EDITOR’S NOTE: The project records appearing every week in the Site Selection Project Bulletin are pulled from the Conway Projects Database, a proprietary resource with tens of thousands of records of corporate end-user facility investments across all industry sectors and all world geographies. Want to look for our projects yourself? Look here.

Jeffersonville, Indiana

Solar cells produced at the Indiana facility will be used at the company’s Mesquite, Texas assembly plant.

Photo courtesy of Canadian Solar

Yesterday, Ontario-based solar manufacturer Canadian Solar Inc. announced plans for an $800 million solar photovoltaic cell facility in Jeffersonville, Indiana. The new plant will be located 16 miles outside of Louisville, Kentucky, at the River Ridge Commerce Center and is expected to have an annual output of five gigawatts. “Establishing this factory is a key milestone that will enable us to better serve our U.S. customers with the most advanced technology in the industry. This is the second of the anticipated long-term investments we expect to make in the U.S. as we think strategically about a local, sustainable and clean energy supply chain and to fulfill the long-term requirements of the local-content rules of the recently established IRA [Inflation Reduction Act],” said Canadian Solar Senior Vice President Thomas Koerner. This announcement follows news of the company’s previously announced assembly plant in Mesquite, Texas, which will use solar cells produced at this facility. Canadian Solar anticipates its Jeffersonville location will begin operations in 2025, creating 1,200 new jobs.



Miyagi-ken, Japan

This joint venture is a result of increased efforts to attract semiconductor manufacturers to Japan.

Photo courtesy of Powerchip Semiconductor Manufacturing Corporation

While a definitive location has yet to be determined, Taiwan-based Powerchip Semiconductor Manufacturing Corp. (PSMC) and Japan-based investment company SBI Holdings are eyeing Japan’s northern prefecture Miyagi as the location of a new semiconductor facility. The initial phase of JV investment is expected to be in the ballpark of $2.6 billion, subsidized by the Japan Ministry of Economy, Trade and Industry. Construction for phase one will start in 2024 with completion anticipated in 2026. As operations begin the JV aims for a monthly production capacity of 10,000 silicon wafers, servicing automotive and IT industries in the region.

☆ ☆ ☆ ☆ ☆ ☆ ☆

## WORK INSTRUCTIONS
[a] Reproduce the stretch of the project bulletin from "EDITOR’S NOTE: The" through "yourself? Look here.".
[b] Summarize the project bulletin in two sentences.
None of the items are required for work on the project bulletin.

☆ ☆ ☆ ☆ ☆ ☆ ☆

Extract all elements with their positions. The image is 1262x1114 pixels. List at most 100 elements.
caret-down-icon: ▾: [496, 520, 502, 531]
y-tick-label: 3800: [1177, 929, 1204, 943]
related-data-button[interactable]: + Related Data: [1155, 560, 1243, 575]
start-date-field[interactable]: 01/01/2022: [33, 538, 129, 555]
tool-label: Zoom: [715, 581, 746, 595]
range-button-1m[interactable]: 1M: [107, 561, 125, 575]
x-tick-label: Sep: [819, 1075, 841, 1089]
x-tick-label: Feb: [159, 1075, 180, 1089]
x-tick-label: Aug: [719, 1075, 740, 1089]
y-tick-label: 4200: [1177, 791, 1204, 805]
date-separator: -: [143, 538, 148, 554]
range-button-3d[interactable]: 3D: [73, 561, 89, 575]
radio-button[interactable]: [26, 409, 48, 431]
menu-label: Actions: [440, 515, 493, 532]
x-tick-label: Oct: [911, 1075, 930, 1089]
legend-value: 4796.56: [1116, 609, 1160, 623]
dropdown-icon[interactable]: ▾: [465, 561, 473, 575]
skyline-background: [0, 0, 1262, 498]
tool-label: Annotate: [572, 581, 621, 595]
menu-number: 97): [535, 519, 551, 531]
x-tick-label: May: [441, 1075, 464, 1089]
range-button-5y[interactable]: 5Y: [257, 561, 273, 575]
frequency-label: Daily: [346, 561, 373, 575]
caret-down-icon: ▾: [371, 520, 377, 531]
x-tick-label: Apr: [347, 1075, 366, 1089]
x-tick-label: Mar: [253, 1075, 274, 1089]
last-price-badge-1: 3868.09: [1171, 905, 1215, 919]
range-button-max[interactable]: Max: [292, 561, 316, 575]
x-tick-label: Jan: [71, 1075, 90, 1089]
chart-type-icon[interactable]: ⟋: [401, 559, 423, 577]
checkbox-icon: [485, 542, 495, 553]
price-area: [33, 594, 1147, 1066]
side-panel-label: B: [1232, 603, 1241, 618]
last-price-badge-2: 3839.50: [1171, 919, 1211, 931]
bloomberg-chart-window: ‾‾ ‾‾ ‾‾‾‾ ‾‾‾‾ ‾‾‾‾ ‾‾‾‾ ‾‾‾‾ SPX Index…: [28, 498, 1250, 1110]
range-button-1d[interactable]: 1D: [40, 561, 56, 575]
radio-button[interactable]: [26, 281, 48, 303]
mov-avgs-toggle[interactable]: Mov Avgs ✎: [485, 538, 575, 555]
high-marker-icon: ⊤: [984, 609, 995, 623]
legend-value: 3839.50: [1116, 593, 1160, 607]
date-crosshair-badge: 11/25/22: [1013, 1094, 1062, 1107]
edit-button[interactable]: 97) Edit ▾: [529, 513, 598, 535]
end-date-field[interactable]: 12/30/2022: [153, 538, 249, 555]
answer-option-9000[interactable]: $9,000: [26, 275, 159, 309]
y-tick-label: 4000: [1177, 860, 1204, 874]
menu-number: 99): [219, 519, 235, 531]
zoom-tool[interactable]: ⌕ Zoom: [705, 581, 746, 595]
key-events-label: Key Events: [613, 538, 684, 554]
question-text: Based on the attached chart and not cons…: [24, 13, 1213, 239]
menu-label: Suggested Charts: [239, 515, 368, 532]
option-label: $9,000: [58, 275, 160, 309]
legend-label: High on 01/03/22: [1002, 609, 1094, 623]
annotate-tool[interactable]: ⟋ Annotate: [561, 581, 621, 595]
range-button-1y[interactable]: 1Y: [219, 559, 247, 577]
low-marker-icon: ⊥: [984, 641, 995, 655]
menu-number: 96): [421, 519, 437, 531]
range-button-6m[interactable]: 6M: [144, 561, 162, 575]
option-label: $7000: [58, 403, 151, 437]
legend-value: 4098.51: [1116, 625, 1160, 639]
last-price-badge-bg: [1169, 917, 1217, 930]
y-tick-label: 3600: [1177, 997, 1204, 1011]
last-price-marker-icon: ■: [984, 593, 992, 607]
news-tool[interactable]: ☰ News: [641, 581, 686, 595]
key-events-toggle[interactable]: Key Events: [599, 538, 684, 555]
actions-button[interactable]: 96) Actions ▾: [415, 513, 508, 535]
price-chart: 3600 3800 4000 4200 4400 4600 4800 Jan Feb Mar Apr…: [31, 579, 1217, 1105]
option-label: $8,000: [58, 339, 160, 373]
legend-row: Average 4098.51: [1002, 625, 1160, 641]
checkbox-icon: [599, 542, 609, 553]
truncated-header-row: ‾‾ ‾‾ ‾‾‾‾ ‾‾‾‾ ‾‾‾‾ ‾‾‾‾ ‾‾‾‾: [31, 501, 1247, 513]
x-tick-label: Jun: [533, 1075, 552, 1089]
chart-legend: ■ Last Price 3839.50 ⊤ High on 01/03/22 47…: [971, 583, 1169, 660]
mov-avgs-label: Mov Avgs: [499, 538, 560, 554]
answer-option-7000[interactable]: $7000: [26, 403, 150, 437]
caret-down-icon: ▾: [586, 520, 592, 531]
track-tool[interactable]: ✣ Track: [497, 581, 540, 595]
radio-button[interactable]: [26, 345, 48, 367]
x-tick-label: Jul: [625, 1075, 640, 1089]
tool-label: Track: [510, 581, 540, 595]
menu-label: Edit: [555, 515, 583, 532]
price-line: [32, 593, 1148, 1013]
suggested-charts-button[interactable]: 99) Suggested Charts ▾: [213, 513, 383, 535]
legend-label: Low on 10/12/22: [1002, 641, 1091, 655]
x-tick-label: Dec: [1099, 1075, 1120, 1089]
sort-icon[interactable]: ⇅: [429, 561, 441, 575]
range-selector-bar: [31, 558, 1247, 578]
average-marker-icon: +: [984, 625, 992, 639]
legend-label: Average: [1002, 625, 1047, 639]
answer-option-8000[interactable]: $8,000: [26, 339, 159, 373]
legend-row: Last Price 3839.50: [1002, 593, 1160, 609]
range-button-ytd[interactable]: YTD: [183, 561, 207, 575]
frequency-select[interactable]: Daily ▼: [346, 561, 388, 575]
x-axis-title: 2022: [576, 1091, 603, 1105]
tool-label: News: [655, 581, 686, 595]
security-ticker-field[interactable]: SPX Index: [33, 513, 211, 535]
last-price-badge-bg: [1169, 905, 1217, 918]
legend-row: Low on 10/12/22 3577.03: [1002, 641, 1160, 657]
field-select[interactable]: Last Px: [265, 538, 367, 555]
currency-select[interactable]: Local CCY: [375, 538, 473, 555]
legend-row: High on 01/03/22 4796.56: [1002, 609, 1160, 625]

☆ ☆ ☆ ☆ ☆ ☆ ☆

## RESPONSES TO THE TASKS
[a]
EDITOR’S NOTE: The project records appearing every week in the Site Selection Project Bulletin are pulled from the Conway Projects Database, a proprietary resource with tens of thousands of records of corporate end-user facility investments across all industry sectors and all world geographies. Want to look for our projects yourself? Look here.

[b] Canadian Solar Inc. announced plans for an $800 million solar photovoltaic cell facility in Jeffersonville, Indiana, which is expected to have an annual output of five gigawatts, begin operations in 2025 and create 1,200 new jobs. Powerchip Semiconductor Manufacturing Corp. and SBI Holdings are eyeing Japan's Miyagi prefecture for a new semiconductor facility, with an initial phase of about $2.6 billion subsidized by Japan's Ministry of Economy, Trade and Industry.